#### Your instructions
Extract all data as written.

#### Dataset records
-*-
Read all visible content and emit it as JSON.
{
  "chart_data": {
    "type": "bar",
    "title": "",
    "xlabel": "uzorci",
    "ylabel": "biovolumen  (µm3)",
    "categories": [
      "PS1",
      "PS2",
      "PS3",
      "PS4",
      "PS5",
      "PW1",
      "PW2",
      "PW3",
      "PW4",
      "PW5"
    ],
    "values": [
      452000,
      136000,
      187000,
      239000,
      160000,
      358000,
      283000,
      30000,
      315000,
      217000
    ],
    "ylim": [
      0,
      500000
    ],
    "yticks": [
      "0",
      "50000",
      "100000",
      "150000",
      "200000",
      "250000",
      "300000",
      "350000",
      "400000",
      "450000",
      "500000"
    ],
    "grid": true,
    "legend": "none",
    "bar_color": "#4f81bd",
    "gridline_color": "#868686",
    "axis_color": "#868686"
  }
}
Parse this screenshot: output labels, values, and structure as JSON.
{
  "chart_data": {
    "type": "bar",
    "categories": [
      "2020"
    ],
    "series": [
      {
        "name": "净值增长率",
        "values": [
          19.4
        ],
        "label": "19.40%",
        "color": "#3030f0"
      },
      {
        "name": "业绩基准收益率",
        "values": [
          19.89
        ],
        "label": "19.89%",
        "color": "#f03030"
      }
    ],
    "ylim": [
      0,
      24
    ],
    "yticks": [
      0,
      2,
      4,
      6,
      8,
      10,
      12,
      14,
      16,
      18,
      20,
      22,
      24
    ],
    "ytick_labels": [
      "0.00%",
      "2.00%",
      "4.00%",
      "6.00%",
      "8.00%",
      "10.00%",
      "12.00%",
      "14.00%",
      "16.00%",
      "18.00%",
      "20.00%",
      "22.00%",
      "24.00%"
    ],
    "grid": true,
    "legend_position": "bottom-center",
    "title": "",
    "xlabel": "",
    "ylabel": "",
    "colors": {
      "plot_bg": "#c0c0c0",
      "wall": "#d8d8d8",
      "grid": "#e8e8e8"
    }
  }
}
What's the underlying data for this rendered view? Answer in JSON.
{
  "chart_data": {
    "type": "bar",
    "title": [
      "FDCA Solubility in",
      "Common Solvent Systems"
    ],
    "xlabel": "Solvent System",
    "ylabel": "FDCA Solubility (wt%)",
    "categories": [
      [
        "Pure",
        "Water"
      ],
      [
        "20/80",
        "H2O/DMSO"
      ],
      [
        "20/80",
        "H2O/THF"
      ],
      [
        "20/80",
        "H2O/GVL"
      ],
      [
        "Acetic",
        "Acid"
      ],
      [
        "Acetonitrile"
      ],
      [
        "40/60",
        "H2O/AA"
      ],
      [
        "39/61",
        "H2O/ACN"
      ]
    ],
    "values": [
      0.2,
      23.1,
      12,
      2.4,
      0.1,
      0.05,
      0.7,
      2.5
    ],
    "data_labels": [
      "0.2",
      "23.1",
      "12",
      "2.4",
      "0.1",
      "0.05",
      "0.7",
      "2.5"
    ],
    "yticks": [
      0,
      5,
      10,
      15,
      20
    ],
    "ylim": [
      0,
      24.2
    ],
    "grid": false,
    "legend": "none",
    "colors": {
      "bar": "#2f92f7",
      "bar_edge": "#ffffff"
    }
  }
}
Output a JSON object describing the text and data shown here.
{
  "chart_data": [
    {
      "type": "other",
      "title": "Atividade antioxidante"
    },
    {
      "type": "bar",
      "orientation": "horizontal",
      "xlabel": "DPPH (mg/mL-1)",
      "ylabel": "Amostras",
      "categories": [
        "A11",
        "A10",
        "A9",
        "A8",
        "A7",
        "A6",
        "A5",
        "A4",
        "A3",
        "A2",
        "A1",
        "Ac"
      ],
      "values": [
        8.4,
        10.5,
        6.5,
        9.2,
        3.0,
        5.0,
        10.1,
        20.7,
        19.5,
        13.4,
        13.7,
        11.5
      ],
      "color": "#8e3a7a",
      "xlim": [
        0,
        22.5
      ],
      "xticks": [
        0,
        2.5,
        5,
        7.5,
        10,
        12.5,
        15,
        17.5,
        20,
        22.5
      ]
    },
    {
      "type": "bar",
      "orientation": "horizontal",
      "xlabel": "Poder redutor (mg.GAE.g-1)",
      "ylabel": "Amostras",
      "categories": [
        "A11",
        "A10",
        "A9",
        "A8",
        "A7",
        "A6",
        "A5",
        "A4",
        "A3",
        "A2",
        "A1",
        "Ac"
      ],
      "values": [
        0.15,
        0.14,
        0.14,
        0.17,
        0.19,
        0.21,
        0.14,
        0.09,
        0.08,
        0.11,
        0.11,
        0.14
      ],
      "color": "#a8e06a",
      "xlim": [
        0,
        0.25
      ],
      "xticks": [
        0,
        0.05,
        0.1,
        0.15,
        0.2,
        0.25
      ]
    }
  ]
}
-*-
#### Output for this exercise
Read all visible content and emit it as JSON.
{
  "chart_data": {
    "type": "bar",
    "title": "",
    "xlabel": "uzorci",
    "ylabel": "biovolumen  (µm3)",
    "categories": [
      "PS1",
      "PS2",
      "PS3",
      "PS4",
      "PS5",
      "PW1",
      "PW2",
      "PW3",
      "PW4",
      "PW5"
    ],
    "values": [
      452000,
      136000,
      187000,
      239000,
      160000,
      358000,
      283000,
      30000,
      315000,
      217000
    ],
    "ylim": [
      0,
      500000
    ],
    "yticks": [
      "0",
      "50000",
      "100000",
      "150000",
      "200000",
      "250000",
      "300000",
      "350000",
      "400000",
      "450000",
      "500000"
    ],
    "grid": true,
    "legend": "none",
    "bar_color": "#4f81bd",
    "gridline_color": "#868686",
    "axis_color": "#868686"
  }
}
Parse this screenshot: output labels, values, and structure as JSON.
{
  "chart_data": {
    "type": "bar",
    "categories": [
      "2020"
    ],
    "series": [
      {
        "name": "净值增长率",
        "values": [
          19.4
        ],
        "label": "19.40%",
        "color": "#3030f0"
      },
      {
        "name": "业绩基准收益率",
        "values": [
          19.89
        ],
        "label": "19.89%",
        "color": "#f03030"
      }
    ],
    "ylim": [
      0,
      24
    ],
    "yticks": [
      0,
      2,
      4,
      6,
      8,
      10,
      12,
      14,
      16,
      18,
      20,
      22,
      24
    ],
    "ytick_labels": [
      "0.00%",
      "2.00%",
      "4.00%",
      "6.00%",
      "8.00%",
      "10.00%",
      "12.00%",
      "14.00%",
      "16.00%",
      "18.00%",
      "20.00%",
      "22.00%",
      "24.00%"
    ],
    "grid": true,
    "legend_position": "bottom-center",
    "title": "",
    "xlabel": "",
    "ylabel": "",
    "colors": {
      "plot_bg": "#c0c0c0",
      "wall": "#d8d8d8",
      "grid": "#e8e8e8"
    }
  }
}
What's the underlying data for this rendered view? Answer in JSON.
{
  "chart_data": {
    "type": "bar",
    "title": [
      "FDCA Solubility in",
      "Common Solvent Systems"
    ],
    "xlabel": "Solvent System",
    "ylabel": "FDCA Solubility (wt%)",
    "categories": [
      [
        "Pure",
        "Water"
      ],
      [
        "20/80",
        "H2O/DMSO"
      ],
      [
        "20/80",
        "H2O/THF"
      ],
      [
        "20/80",
        "H2O/GVL"
      ],
      [
        "Acetic",
        "Acid"
      ],
      [
        "Acetonitrile"
      ],
      [
        "40/60",
        "H2O/AA"
      ],
      [
        "39/61",
        "H2O/ACN"
      ]
    ],
    "values": [
      0.2,
      23.1,
      12,
      2.4,
      0.1,
      0.05,
      0.7,
      2.5
    ],
    "data_labels": [
      "0.2",
      "23.1",
      "12",
      "2.4",
      "0.1",
      "0.05",
      "0.7",
      "2.5"
    ],
    "yticks": [
      0,
      5,
      10,
      15,
      20
    ],
    "ylim": [
      0,
      24.2
    ],
    "grid": false,
    "legend": "none",
    "colors": {
      "bar": "#2f92f7",
      "bar_edge": "#ffffff"
    }
  }
}
Output a JSON object describing the text and data shown here.
{
  "chart_data": [
    {
      "type": "other",
      "title": "Atividade antioxidante"
    },
    {
      "type": "bar",
      "orientation": "horizontal",
      "xlabel": "DPPH (mg/mL-1)",
      "ylabel": "Amostras",
      "categories": [
        "A11",
        "A10",
        "A9",
        "A8",
        "A7",
        "A6",
        "A5",
        "A4",
        "A3",
        "A2",
        "A1",
        "Ac"
      ],
      "values": [
        8.4,
        10.5,
        6.5,
        9.2,
        3.0,
        5.0,
        10.1,
        20.7,
        19.5,
        13.4,
        13.7,
        11.5
      ],
      "color": "#8e3a7a",
      "xlim": [
        0,
        22.5
      ],
      "xticks": [
        0,
        2.5,
        5,
        7.5,
        10,
        12.5,
        15,
        17.5,
        20,
        22.5
      ]
    },
    {
      "type": "bar",
      "orientation": "horizontal",
      "xlabel": "Poder redutor (mg.GAE.g-1)",
      "ylabel": "Amostras",
      "categories": [
        "A11",
        "A10",
        "A9",
        "A8",
        "A7",
        "A6",
        "A5",
        "A4",
        "A3",
        "A2",
        "A1",
        "Ac"
      ],
      "values": [
        0.15,
        0.14,
        0.14,
        0.17,
        0.19,
        0.21,
        0.14,
        0.09,
        0.08,
        0.11,
        0.11,
        0.14
      ],
      "color": "#a8e06a",
      "xlim": [
        0,
        0.25
      ],
      "xticks": [
        0,
        0.05,
        0.1,
        0.15,
        0.2,
        0.25
      ]
    }
  ]
}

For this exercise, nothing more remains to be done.